_Work instructions_: Omit the pictures, then write out every entry exactly as it reads.

>> begin Extracted data

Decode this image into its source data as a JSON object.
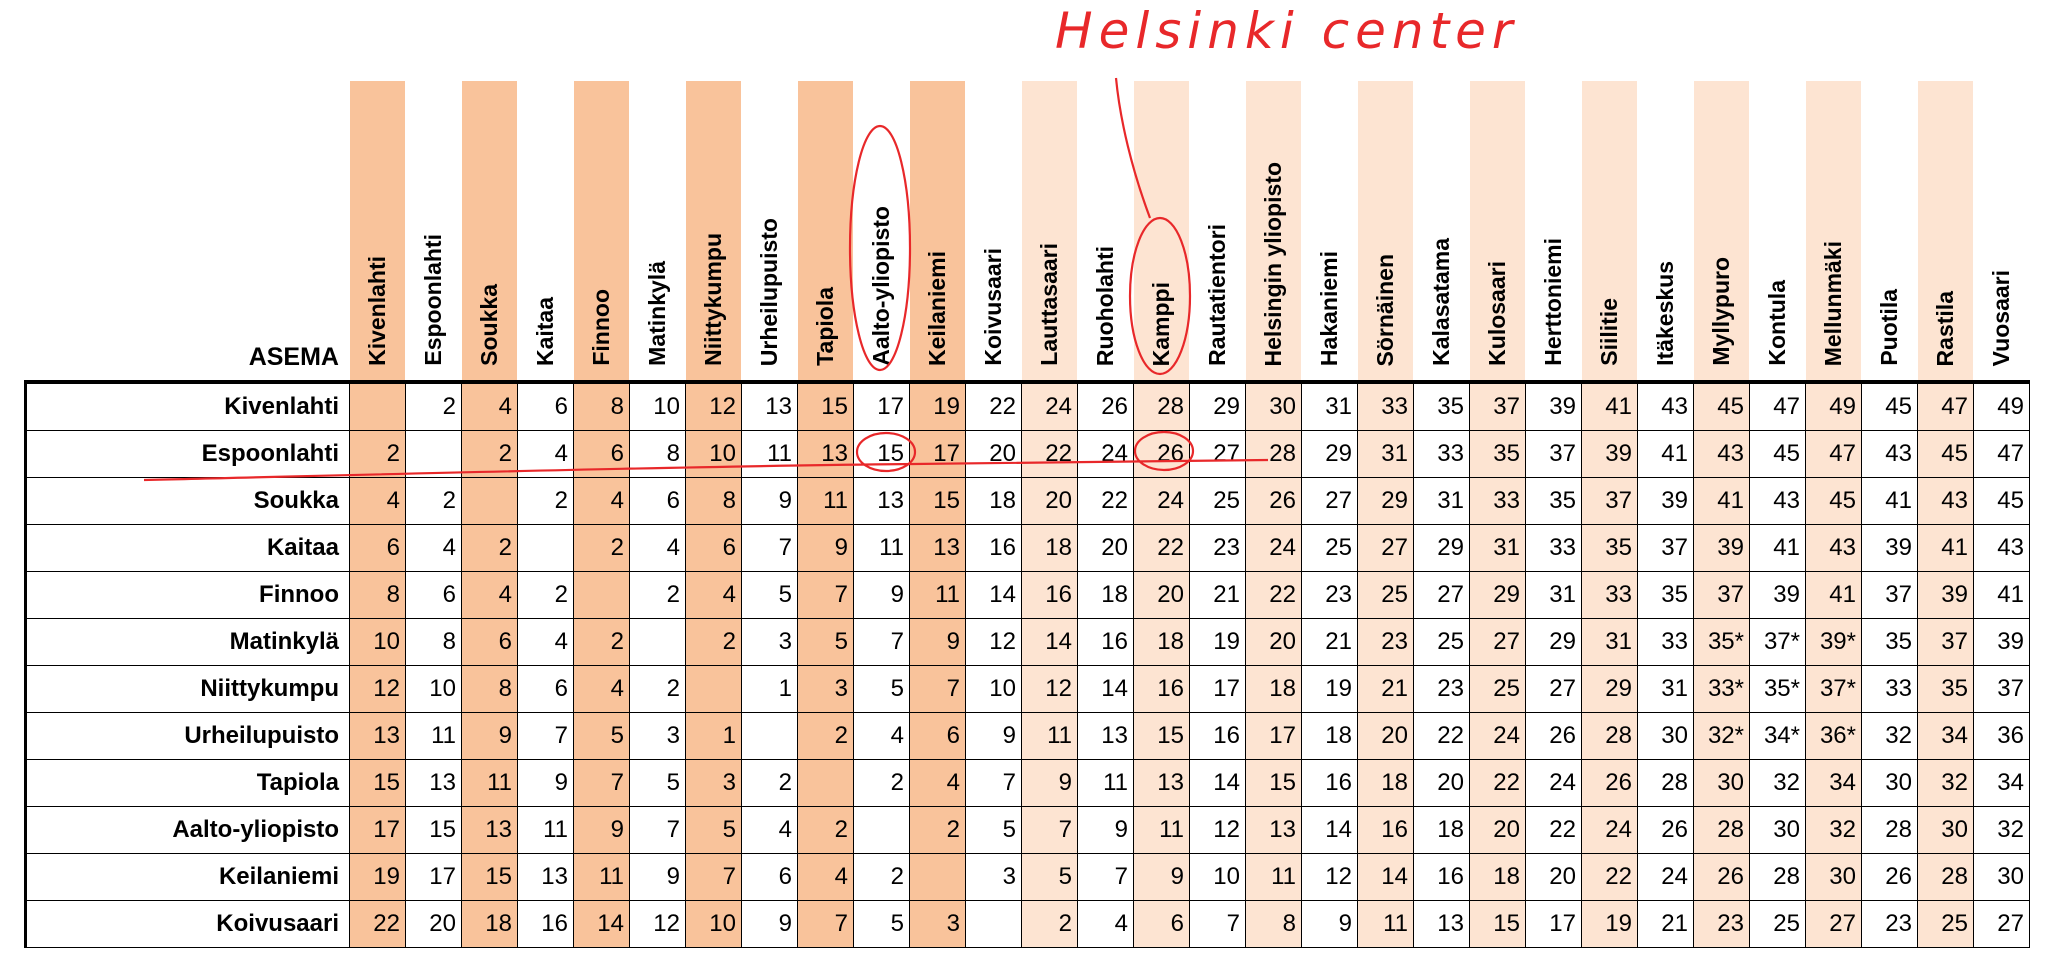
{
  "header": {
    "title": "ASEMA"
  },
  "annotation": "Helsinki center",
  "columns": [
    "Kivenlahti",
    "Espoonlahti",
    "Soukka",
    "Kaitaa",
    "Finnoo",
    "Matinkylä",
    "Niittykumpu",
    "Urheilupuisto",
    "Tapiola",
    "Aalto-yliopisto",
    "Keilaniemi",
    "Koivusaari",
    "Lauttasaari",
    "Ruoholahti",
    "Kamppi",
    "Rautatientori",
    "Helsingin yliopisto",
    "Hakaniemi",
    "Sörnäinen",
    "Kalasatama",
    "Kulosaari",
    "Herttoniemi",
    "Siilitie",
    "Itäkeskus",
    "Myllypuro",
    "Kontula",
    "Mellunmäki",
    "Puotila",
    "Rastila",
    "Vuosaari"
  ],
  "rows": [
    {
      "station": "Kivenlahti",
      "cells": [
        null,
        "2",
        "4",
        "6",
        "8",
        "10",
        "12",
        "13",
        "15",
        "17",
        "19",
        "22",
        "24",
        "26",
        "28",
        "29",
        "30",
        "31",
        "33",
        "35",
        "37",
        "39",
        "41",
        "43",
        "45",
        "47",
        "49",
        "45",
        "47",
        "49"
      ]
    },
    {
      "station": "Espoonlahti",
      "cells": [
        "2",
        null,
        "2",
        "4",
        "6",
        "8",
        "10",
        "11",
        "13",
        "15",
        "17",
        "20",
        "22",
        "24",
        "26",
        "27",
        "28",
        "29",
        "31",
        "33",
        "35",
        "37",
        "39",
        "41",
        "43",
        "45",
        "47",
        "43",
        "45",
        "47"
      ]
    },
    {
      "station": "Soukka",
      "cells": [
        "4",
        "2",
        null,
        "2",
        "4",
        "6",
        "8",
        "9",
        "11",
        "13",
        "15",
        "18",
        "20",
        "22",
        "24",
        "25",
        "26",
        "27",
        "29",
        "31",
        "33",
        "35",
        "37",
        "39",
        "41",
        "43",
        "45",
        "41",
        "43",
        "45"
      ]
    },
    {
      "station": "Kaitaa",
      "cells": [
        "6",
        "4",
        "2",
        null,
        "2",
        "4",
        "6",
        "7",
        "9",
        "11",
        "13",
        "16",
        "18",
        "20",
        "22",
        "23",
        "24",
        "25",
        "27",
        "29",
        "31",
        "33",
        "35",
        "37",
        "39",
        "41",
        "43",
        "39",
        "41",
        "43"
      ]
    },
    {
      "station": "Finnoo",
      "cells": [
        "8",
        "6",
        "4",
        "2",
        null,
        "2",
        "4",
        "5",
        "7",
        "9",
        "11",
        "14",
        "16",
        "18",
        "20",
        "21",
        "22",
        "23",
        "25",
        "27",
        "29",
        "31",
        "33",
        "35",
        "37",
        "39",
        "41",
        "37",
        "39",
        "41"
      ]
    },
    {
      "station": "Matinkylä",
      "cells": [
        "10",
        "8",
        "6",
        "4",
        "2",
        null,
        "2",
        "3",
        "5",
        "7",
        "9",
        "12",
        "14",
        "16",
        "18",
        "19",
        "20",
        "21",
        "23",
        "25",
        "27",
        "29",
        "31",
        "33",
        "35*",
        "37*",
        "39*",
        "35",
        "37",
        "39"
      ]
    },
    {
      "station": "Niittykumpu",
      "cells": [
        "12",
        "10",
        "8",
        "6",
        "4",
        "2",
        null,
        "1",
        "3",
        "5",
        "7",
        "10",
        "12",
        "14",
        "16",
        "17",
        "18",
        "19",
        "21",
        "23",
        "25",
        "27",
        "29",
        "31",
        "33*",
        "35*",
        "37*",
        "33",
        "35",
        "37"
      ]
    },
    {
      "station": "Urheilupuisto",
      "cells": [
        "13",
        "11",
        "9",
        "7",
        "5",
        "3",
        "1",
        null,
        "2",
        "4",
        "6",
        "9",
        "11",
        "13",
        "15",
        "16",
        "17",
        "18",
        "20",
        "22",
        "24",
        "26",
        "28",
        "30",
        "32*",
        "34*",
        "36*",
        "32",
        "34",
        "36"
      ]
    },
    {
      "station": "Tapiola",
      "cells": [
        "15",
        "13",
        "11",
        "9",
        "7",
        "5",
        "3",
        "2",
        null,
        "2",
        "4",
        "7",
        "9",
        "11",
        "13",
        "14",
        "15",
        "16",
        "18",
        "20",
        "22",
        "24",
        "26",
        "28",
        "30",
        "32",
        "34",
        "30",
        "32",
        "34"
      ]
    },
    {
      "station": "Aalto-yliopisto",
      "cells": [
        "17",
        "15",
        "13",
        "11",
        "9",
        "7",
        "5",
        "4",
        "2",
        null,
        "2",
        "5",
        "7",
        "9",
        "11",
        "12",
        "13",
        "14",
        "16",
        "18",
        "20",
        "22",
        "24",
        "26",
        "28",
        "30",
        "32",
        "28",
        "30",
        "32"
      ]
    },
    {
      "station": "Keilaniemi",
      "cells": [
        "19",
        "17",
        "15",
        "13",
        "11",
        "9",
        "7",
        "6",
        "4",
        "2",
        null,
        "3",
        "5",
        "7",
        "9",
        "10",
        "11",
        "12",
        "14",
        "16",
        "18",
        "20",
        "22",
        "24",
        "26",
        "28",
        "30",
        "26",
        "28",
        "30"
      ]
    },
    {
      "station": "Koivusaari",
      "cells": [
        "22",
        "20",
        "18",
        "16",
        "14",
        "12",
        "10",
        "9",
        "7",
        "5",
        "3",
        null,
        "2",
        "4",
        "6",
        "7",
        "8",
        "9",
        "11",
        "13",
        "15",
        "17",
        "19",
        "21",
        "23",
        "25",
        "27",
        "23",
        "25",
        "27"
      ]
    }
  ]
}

>> end Extracted data

_Reply to the task_:
Decode this image into its source data as a JSON object.
{
  "header": {
    "title": "ASEMA"
  },
  "annotation": "Helsinki center",
  "columns": [
    "Kivenlahti",
    "Espoonlahti",
    "Soukka",
    "Kaitaa",
    "Finnoo",
    "Matinkylä",
    "Niittykumpu",
    "Urheilupuisto",
    "Tapiola",
    "Aalto-yliopisto",
    "Keilaniemi",
    "Koivusaari",
    "Lauttasaari",
    "Ruoholahti",
    "Kamppi",
    "Rautatientori",
    "Helsingin yliopisto",
    "Hakaniemi",
    "Sörnäinen",
    "Kalasatama",
    "Kulosaari",
    "Herttoniemi",
    "Siilitie",
    "Itäkeskus",
    "Myllypuro",
    "Kontula",
    "Mellunmäki",
    "Puotila",
    "Rastila",
    "Vuosaari"
  ],
  "rows": [
    {
      "station": "Kivenlahti",
      "cells": [
        null,
        "2",
        "4",
        "6",
        "8",
        "10",
        "12",
        "13",
        "15",
        "17",
        "19",
        "22",
        "24",
        "26",
        "28",
        "29",
        "30",
        "31",
        "33",
        "35",
        "37",
        "39",
        "41",
        "43",
        "45",
        "47",
        "49",
        "45",
        "47",
        "49"
      ]
    },
    {
      "station": "Espoonlahti",
      "cells": [
        "2",
        null,
        "2",
        "4",
        "6",
        "8",
        "10",
        "11",
        "13",
        "15",
        "17",
        "20",
        "22",
        "24",
        "26",
        "27",
        "28",
        "29",
        "31",
        "33",
        "35",
        "37",
        "39",
        "41",
        "43",
        "45",
        "47",
        "43",
        "45",
        "47"
      ]
    },
    {
      "station": "Soukka",
      "cells": [
        "4",
        "2",
        null,
        "2",
        "4",
        "6",
        "8",
        "9",
        "11",
        "13",
        "15",
        "18",
        "20",
        "22",
        "24",
        "25",
        "26",
        "27",
        "29",
        "31",
        "33",
        "35",
        "37",
        "39",
        "41",
        "43",
        "45",
        "41",
        "43",
        "45"
      ]
    },
    {
      "station": "Kaitaa",
      "cells": [
        "6",
        "4",
        "2",
        null,
        "2",
        "4",
        "6",
        "7",
        "9",
        "11",
        "13",
        "16",
        "18",
        "20",
        "22",
        "23",
        "24",
        "25",
        "27",
        "29",
        "31",
        "33",
        "35",
        "37",
        "39",
        "41",
        "43",
        "39",
        "41",
        "43"
      ]
    },
    {
      "station": "Finnoo",
      "cells": [
        "8",
        "6",
        "4",
        "2",
        null,
        "2",
        "4",
        "5",
        "7",
        "9",
        "11",
        "14",
        "16",
        "18",
        "20",
        "21",
        "22",
        "23",
        "25",
        "27",
        "29",
        "31",
        "33",
        "35",
        "37",
        "39",
        "41",
        "37",
        "39",
        "41"
      ]
    },
    {
      "station": "Matinkylä",
      "cells": [
        "10",
        "8",
        "6",
        "4",
        "2",
        null,
        "2",
        "3",
        "5",
        "7",
        "9",
        "12",
        "14",
        "16",
        "18",
        "19",
        "20",
        "21",
        "23",
        "25",
        "27",
        "29",
        "31",
        "33",
        "35*",
        "37*",
        "39*",
        "35",
        "37",
        "39"
      ]
    },
    {
      "station": "Niittykumpu",
      "cells": [
        "12",
        "10",
        "8",
        "6",
        "4",
        "2",
        null,
        "1",
        "3",
        "5",
        "7",
        "10",
        "12",
        "14",
        "16",
        "17",
        "18",
        "19",
        "21",
        "23",
        "25",
        "27",
        "29",
        "31",
        "33*",
        "35*",
        "37*",
        "33",
        "35",
        "37"
      ]
    },
    {
      "station": "Urheilupuisto",
      "cells": [
        "13",
        "11",
        "9",
        "7",
        "5",
        "3",
        "1",
        null,
        "2",
        "4",
        "6",
        "9",
        "11",
        "13",
        "15",
        "16",
        "17",
        "18",
        "20",
        "22",
        "24",
        "26",
        "28",
        "30",
        "32*",
        "34*",
        "36*",
        "32",
        "34",
        "36"
      ]
    },
    {
      "station": "Tapiola",
      "cells": [
        "15",
        "13",
        "11",
        "9",
        "7",
        "5",
        "3",
        "2",
        null,
        "2",
        "4",
        "7",
        "9",
        "11",
        "13",
        "14",
        "15",
        "16",
        "18",
        "20",
        "22",
        "24",
        "26",
        "28",
        "30",
        "32",
        "34",
        "30",
        "32",
        "34"
      ]
    },
    {
      "station": "Aalto-yliopisto",
      "cells": [
        "17",
        "15",
        "13",
        "11",
        "9",
        "7",
        "5",
        "4",
        "2",
        null,
        "2",
        "5",
        "7",
        "9",
        "11",
        "12",
        "13",
        "14",
        "16",
        "18",
        "20",
        "22",
        "24",
        "26",
        "28",
        "30",
        "32",
        "28",
        "30",
        "32"
      ]
    },
    {
      "station": "Keilaniemi",
      "cells": [
        "19",
        "17",
        "15",
        "13",
        "11",
        "9",
        "7",
        "6",
        "4",
        "2",
        null,
        "3",
        "5",
        "7",
        "9",
        "10",
        "11",
        "12",
        "14",
        "16",
        "18",
        "20",
        "22",
        "24",
        "26",
        "28",
        "30",
        "26",
        "28",
        "30"
      ]
    },
    {
      "station": "Koivusaari",
      "cells": [
        "22",
        "20",
        "18",
        "16",
        "14",
        "12",
        "10",
        "9",
        "7",
        "5",
        "3",
        null,
        "2",
        "4",
        "6",
        "7",
        "8",
        "9",
        "11",
        "13",
        "15",
        "17",
        "19",
        "21",
        "23",
        "25",
        "27",
        "23",
        "25",
        "27"
      ]
    }
  ]
}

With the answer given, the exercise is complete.